Extracted records:
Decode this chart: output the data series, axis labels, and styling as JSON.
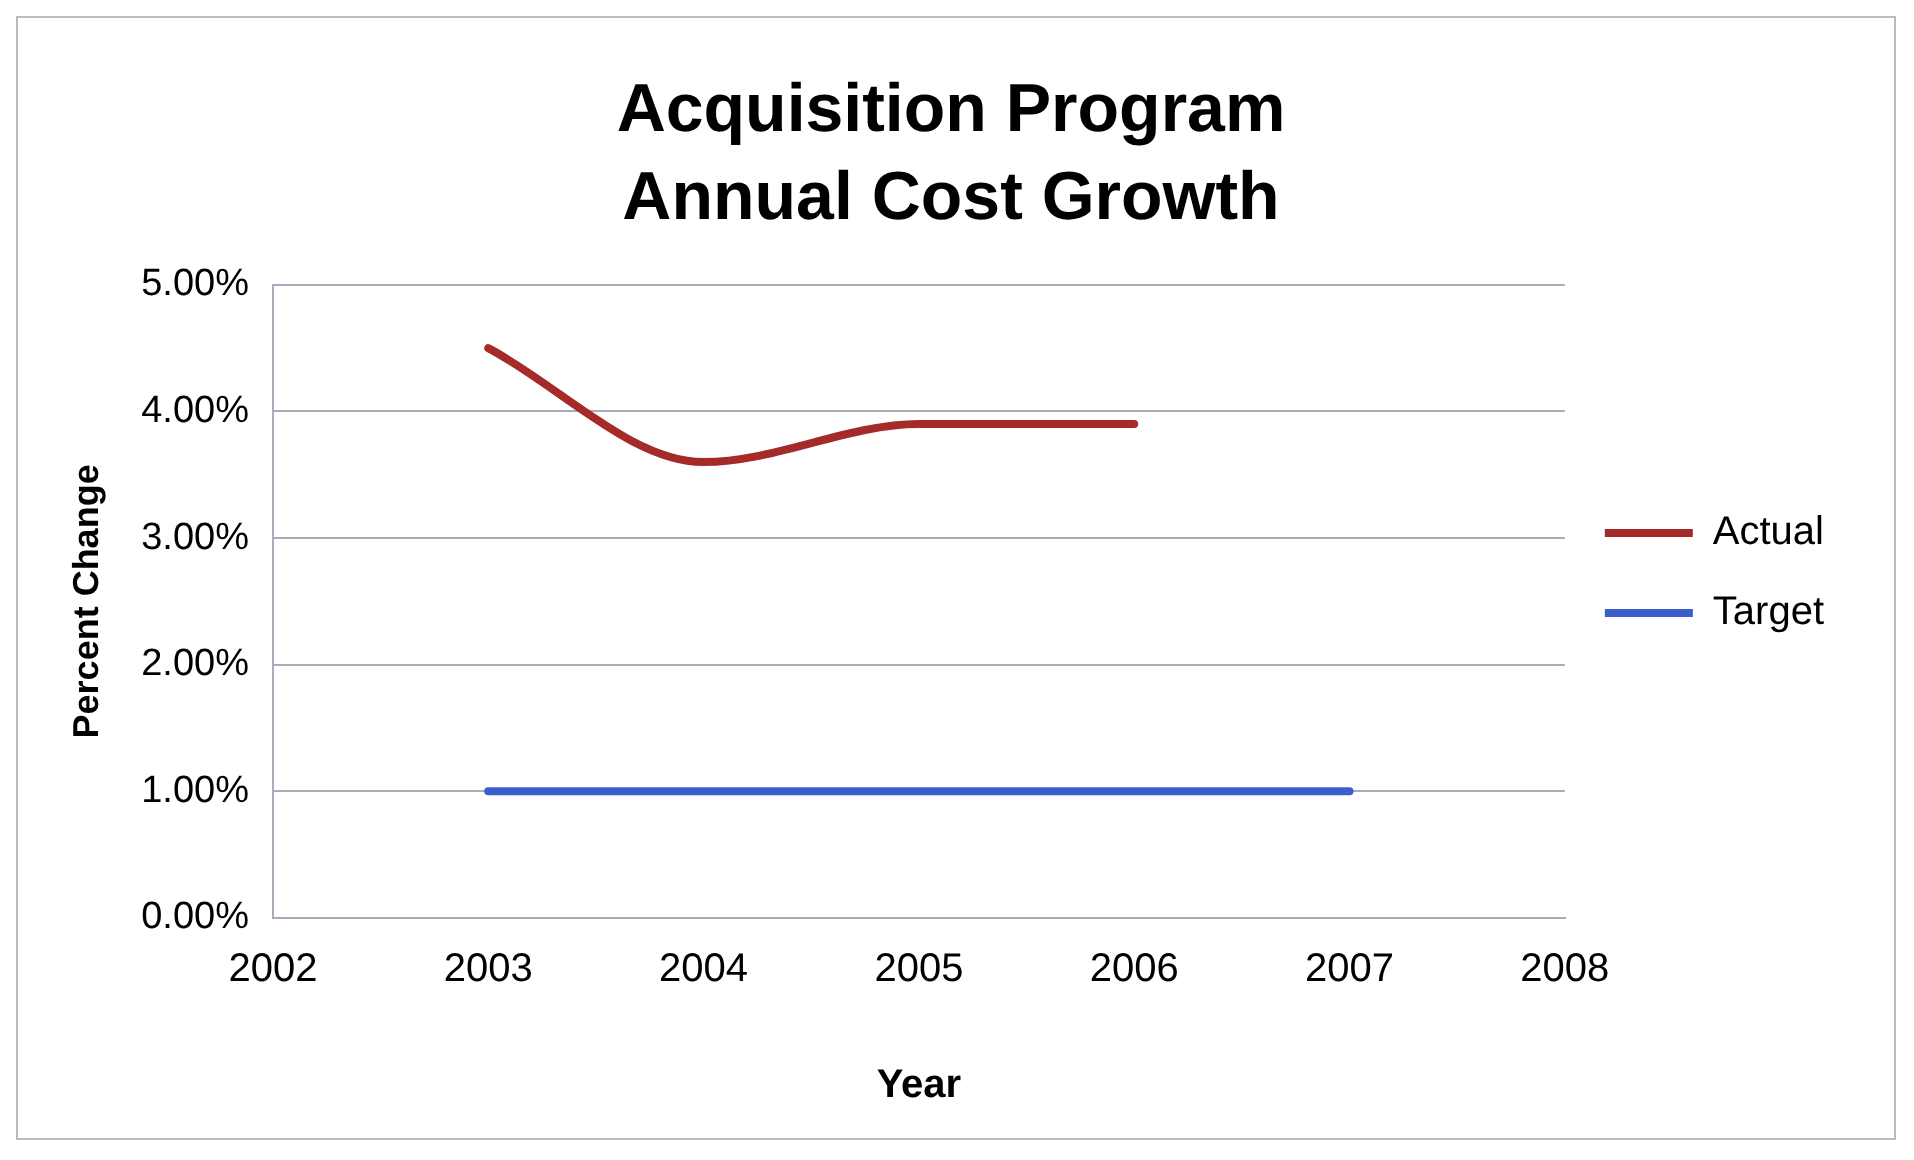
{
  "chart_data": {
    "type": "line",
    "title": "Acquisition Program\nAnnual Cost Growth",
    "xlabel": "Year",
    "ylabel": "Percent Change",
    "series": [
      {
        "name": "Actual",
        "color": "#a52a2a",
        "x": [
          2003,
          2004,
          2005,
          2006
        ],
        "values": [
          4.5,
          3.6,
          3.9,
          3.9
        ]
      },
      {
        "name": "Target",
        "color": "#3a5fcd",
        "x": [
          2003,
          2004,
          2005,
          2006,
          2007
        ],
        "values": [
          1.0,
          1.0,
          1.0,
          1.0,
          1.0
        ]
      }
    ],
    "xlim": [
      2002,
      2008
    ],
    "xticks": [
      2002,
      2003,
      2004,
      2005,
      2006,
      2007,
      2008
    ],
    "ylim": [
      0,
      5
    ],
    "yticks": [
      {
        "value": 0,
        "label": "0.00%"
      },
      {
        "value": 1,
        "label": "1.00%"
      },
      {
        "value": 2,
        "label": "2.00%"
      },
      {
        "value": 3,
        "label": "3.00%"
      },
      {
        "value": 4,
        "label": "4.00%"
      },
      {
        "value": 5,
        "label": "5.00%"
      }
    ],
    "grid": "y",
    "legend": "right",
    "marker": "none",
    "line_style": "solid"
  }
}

- [PROBLEM DESCRIPTION]:
Omit the pictures, then quote the rest of the material above exactly.

- [ANSWER TO THIS TASK]:
Decode this chart: output the data series, axis labels, and styling as JSON.
{
  "chart_data": {
    "type": "line",
    "title": "Acquisition Program\nAnnual Cost Growth",
    "xlabel": "Year",
    "ylabel": "Percent Change",
    "series": [
      {
        "name": "Actual",
        "color": "#a52a2a",
        "x": [
          2003,
          2004,
          2005,
          2006
        ],
        "values": [
          4.5,
          3.6,
          3.9,
          3.9
        ]
      },
      {
        "name": "Target",
        "color": "#3a5fcd",
        "x": [
          2003,
          2004,
          2005,
          2006,
          2007
        ],
        "values": [
          1.0,
          1.0,
          1.0,
          1.0,
          1.0
        ]
      }
    ],
    "xlim": [
      2002,
      2008
    ],
    "xticks": [
      2002,
      2003,
      2004,
      2005,
      2006,
      2007,
      2008
    ],
    "ylim": [
      0,
      5
    ],
    "yticks": [
      {
        "value": 0,
        "label": "0.00%"
      },
      {
        "value": 1,
        "label": "1.00%"
      },
      {
        "value": 2,
        "label": "2.00%"
      },
      {
        "value": 3,
        "label": "3.00%"
      },
      {
        "value": 4,
        "label": "4.00%"
      },
      {
        "value": 5,
        "label": "5.00%"
      }
    ],
    "grid": "y",
    "legend": "right",
    "marker": "none",
    "line_style": "solid"
  }
}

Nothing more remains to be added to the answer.